→ **WHAT YOU NEED TO DO**:
• a. Please list every function name that the cpufreq patch message below writes with parentheses after it.
• b. Copy out the lines of the entries below, from their first line up to and including the line with "product-description: Идеально сбалансированное".

→ **TEXT SECTION**:

--- start ---

Re: [PATCH] cpufreq: governor: Fix prev_load initialization in cpufreq_governor_start()

From: Rafael J. Wysocki
Date: Mon Apr 25 2016 - 07:24:28 EST


On Mon, Apr 25, 2016 at 6:14 AM, Viresh Kumar <viresh.kumar@xxxxxxxxxx> wrote:
> On 25-04-16, 03:07, Rafael J. Wysocki wrote:
>> From: Rafael J. Wysocki <rafael.j.wysocki@xxxxxxxxx>
>>
>> The way cpufreq_governor_start() initializes j_cdbs->prev_load is
>> questionable.
>>
>> First off, j_cdbs->prev_cpu_wall used as a denominator in the
>> computation may be zero. The case this happens is when
>> get_cpu_idle_time_us() returns -1 and get_cpu_idle_time_jiffy()
>> used to return that number is called exactly at the jiffies_64
>> wrap time. It is rather hard to trigger that error, but it is not
>> impossible and it will just crash the kernel then.
>>
>> Second, j_cdbs->prev_load is computed as the average load during
>> the entire time since the system started and it may not reflect the
>> load in the previous sampling period (as it is expected to).
>> That doesn't play well with the way dbs_update() uses that value.
>> Namely, if the update time delta (wall_time) happens do be greater
>> than twice the sampling rate on the first invocation of it, the
>> initial value of j_cdbs->prev_load (which may be completely off) will
>> be returned to the caller as the current load (unless it is equal to
>> zero and unless another CPU sharing the same policy object has a
>> greater load value).
>>
>> For this reason, notice that the prev_load field of struct cpu_dbs_info
>> is only used by dbs_update() and only in that one place, so if
>> cpufreq_governor_start() is modified to always initialize it to 0,
>> it will make dbs_update() always compute the actual load first time
>> it checks the update time delta against the doubled sampling rate
>> (after initialization) and there won't be any side effects of it.
>>
>> Consequently, modify cpufreq_governor_start() as described.

--- end ---

→ **RECORDS FOR THIS TASK**:
--- start ---

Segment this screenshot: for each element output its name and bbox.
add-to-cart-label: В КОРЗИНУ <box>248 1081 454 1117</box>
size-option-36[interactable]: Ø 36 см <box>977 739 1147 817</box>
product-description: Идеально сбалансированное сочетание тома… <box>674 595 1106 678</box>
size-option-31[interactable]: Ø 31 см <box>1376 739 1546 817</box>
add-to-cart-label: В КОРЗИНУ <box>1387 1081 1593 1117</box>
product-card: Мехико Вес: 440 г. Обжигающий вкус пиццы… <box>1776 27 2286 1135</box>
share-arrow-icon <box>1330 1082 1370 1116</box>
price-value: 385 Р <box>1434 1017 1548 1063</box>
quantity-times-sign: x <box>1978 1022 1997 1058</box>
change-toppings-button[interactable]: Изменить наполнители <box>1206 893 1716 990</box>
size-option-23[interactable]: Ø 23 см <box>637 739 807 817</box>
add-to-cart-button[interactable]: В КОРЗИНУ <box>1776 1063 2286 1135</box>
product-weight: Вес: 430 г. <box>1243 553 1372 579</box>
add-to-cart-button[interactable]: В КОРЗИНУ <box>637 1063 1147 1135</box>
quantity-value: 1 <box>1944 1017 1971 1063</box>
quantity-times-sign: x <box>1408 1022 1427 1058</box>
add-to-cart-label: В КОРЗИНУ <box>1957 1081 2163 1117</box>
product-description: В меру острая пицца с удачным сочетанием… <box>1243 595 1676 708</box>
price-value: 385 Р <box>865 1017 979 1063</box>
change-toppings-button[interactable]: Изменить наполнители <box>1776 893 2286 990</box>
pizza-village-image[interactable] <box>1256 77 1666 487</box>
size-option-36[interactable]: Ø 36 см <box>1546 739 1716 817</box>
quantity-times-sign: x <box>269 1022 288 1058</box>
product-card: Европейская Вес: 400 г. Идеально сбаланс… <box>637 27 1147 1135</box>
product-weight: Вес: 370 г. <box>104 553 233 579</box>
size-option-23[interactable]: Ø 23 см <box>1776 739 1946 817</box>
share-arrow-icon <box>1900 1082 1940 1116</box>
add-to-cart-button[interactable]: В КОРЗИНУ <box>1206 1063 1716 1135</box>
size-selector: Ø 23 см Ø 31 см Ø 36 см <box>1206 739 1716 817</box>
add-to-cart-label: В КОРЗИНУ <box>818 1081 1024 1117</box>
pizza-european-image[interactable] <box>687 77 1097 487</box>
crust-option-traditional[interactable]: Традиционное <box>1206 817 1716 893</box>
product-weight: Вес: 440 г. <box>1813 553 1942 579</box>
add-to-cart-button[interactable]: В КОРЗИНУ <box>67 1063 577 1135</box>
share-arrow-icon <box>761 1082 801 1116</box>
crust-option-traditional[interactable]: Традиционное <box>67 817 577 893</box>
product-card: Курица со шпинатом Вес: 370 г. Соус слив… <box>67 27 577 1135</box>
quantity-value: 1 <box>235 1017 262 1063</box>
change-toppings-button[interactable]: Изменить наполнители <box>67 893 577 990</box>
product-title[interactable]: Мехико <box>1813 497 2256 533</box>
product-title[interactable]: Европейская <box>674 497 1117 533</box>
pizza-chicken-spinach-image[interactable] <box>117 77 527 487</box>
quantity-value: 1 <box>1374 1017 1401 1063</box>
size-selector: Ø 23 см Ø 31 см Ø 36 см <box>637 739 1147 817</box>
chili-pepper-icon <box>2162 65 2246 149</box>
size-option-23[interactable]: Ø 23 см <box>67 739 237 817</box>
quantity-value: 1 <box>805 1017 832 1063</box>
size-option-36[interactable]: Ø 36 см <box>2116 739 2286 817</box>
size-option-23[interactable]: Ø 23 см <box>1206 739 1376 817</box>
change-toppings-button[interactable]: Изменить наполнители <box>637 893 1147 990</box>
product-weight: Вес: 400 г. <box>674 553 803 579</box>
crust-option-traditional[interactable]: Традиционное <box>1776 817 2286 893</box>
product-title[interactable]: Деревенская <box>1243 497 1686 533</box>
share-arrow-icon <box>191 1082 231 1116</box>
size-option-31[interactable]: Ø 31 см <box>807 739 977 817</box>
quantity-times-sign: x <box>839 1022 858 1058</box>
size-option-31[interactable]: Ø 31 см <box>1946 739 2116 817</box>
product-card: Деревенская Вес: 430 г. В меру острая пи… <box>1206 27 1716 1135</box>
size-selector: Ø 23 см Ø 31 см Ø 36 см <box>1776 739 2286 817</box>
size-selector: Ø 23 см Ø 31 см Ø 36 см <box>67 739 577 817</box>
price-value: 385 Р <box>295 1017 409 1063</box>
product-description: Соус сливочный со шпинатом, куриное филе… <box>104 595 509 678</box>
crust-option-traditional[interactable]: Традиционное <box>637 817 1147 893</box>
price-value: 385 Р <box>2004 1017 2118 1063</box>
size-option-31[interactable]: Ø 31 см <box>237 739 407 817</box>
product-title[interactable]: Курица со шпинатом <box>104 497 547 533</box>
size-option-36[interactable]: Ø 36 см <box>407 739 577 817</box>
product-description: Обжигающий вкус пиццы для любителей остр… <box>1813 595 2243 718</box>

--- end ---

→ **ANSWERS TO EACH TASK**:
• a.
cpufreq_governor_start()
get_cpu_idle_time_us()
get_cpu_idle_time_jiffy()
dbs_update()

• b.
Segment this screenshot: for each element output its name and bbox.
add-to-cart-label: В КОРЗИНУ <box>248 1081 454 1117</box>
size-option-36[interactable]: Ø 36 см <box>977 739 1147 817</box>
product-description: Идеально сбалансированное сочетание тома… <box>674 595 1106 678</box>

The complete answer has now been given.